→ Work to be completed
Write out every entry word for word.

Records from a data source
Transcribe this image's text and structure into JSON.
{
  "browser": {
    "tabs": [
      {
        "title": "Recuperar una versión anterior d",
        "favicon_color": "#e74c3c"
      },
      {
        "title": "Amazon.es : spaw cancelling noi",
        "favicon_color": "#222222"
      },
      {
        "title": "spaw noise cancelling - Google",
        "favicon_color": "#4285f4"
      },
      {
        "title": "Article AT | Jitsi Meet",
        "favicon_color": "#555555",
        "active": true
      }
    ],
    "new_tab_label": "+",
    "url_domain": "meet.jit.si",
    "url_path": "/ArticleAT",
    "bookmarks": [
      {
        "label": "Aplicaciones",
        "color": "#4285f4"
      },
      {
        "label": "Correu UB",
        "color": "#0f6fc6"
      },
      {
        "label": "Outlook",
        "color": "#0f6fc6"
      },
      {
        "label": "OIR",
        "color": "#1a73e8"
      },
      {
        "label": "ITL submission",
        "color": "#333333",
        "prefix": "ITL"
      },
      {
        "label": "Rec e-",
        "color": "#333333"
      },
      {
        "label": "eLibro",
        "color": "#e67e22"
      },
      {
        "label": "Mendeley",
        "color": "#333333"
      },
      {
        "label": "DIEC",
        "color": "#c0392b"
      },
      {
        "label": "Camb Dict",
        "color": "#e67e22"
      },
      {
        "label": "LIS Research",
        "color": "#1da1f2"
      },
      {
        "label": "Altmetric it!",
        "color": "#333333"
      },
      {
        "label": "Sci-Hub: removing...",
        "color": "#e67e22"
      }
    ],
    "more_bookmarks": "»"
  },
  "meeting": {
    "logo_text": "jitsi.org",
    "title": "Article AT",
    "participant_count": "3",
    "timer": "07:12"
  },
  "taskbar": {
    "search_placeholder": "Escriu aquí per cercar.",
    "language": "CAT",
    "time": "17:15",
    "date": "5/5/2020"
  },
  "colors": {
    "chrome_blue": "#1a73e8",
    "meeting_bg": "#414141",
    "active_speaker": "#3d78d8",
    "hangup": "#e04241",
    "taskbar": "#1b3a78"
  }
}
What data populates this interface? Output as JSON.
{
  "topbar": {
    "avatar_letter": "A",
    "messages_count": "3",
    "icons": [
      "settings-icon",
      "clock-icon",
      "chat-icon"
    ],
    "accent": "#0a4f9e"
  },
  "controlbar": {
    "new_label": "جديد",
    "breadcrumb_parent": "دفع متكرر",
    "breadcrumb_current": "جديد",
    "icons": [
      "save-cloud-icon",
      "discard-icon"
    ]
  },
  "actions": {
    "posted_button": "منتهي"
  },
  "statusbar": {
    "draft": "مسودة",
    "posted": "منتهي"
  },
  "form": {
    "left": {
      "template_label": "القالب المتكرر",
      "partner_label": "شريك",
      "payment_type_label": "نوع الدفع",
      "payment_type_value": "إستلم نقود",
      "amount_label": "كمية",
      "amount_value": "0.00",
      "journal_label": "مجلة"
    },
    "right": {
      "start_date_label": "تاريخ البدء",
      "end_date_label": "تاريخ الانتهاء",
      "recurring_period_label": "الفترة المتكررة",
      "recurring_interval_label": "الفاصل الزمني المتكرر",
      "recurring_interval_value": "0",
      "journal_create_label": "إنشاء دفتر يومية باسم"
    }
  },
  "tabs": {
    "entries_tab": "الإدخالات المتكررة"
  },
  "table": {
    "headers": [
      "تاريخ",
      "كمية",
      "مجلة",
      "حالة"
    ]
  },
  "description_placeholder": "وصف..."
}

→ Final answer
Transcribe this image's text and structure into JSON.
{
  "browser": {
    "tabs": [
      {
        "title": "Recuperar una versión anterior d",
        "favicon_color": "#e74c3c"
      },
      {
        "title": "Amazon.es : spaw cancelling noi",
        "favicon_color": "#222222"
      },
      {
        "title": "spaw noise cancelling - Google",
        "favicon_color": "#4285f4"
      },
      {
        "title": "Article AT | Jitsi Meet",
        "favicon_color": "#555555",
        "active": true
      }
    ],
    "new_tab_label": "+",
    "url_domain": "meet.jit.si",
    "url_path": "/ArticleAT",
    "bookmarks": [
      {
        "label": "Aplicaciones",
        "color": "#4285f4"
      },
      {
        "label": "Correu UB",
        "color": "#0f6fc6"
      },
      {
        "label": "Outlook",
        "color": "#0f6fc6"
      },
      {
        "label": "OIR",
        "color": "#1a73e8"
      },
      {
        "label": "ITL submission",
        "color": "#333333",
        "prefix": "ITL"
      },
      {
        "label": "Rec e-",
        "color": "#333333"
      },
      {
        "label": "eLibro",
        "color": "#e67e22"
      },
      {
        "label": "Mendeley",
        "color": "#333333"
      },
      {
        "label": "DIEC",
        "color": "#c0392b"
      },
      {
        "label": "Camb Dict",
        "color": "#e67e22"
      },
      {
        "label": "LIS Research",
        "color": "#1da1f2"
      },
      {
        "label": "Altmetric it!",
        "color": "#333333"
      },
      {
        "label": "Sci-Hub: removing...",
        "color": "#e67e22"
      }
    ],
    "more_bookmarks": "»"
  },
  "meeting": {
    "logo_text": "jitsi.org",
    "title": "Article AT",
    "participant_count": "3",
    "timer": "07:12"
  },
  "taskbar": {
    "search_placeholder": "Escriu aquí per cercar.",
    "language": "CAT",
    "time": "17:15",
    "date": "5/5/2020"
  },
  "colors": {
    "chrome_blue": "#1a73e8",
    "meeting_bg": "#414141",
    "active_speaker": "#3d78d8",
    "hangup": "#e04241",
    "taskbar": "#1b3a78"
  }
}
What data populates this interface? Output as JSON.
{
  "topbar": {
    "avatar_letter": "A",
    "messages_count": "3",
    "icons": [
      "settings-icon",
      "clock-icon",
      "chat-icon"
    ],
    "accent": "#0a4f9e"
  },
  "controlbar": {
    "new_label": "جديد",
    "breadcrumb_parent": "دفع متكرر",
    "breadcrumb_current": "جديد",
    "icons": [
      "save-cloud-icon",
      "discard-icon"
    ]
  },
  "actions": {
    "posted_button": "منتهي"
  },
  "statusbar": {
    "draft": "مسودة",
    "posted": "منتهي"
  },
  "form": {
    "left": {
      "template_label": "القالب المتكرر",
      "partner_label": "شريك",
      "payment_type_label": "نوع الدفع",
      "payment_type_value": "إستلم نقود",
      "amount_label": "كمية",
      "amount_value": "0.00",
      "journal_label": "مجلة"
    },
    "right": {
      "start_date_label": "تاريخ البدء",
      "end_date_label": "تاريخ الانتهاء",
      "recurring_period_label": "الفترة المتكررة",
      "recurring_interval_label": "الفاصل الزمني المتكرر",
      "recurring_interval_value": "0",
      "journal_create_label": "إنشاء دفتر يومية باسم"
    }
  },
  "tabs": {
    "entries_tab": "الإدخالات المتكررة"
  },
  "table": {
    "headers": [
      "تاريخ",
      "كمية",
      "مجلة",
      "حالة"
    ]
  },
  "description_placeholder": "وصف..."
}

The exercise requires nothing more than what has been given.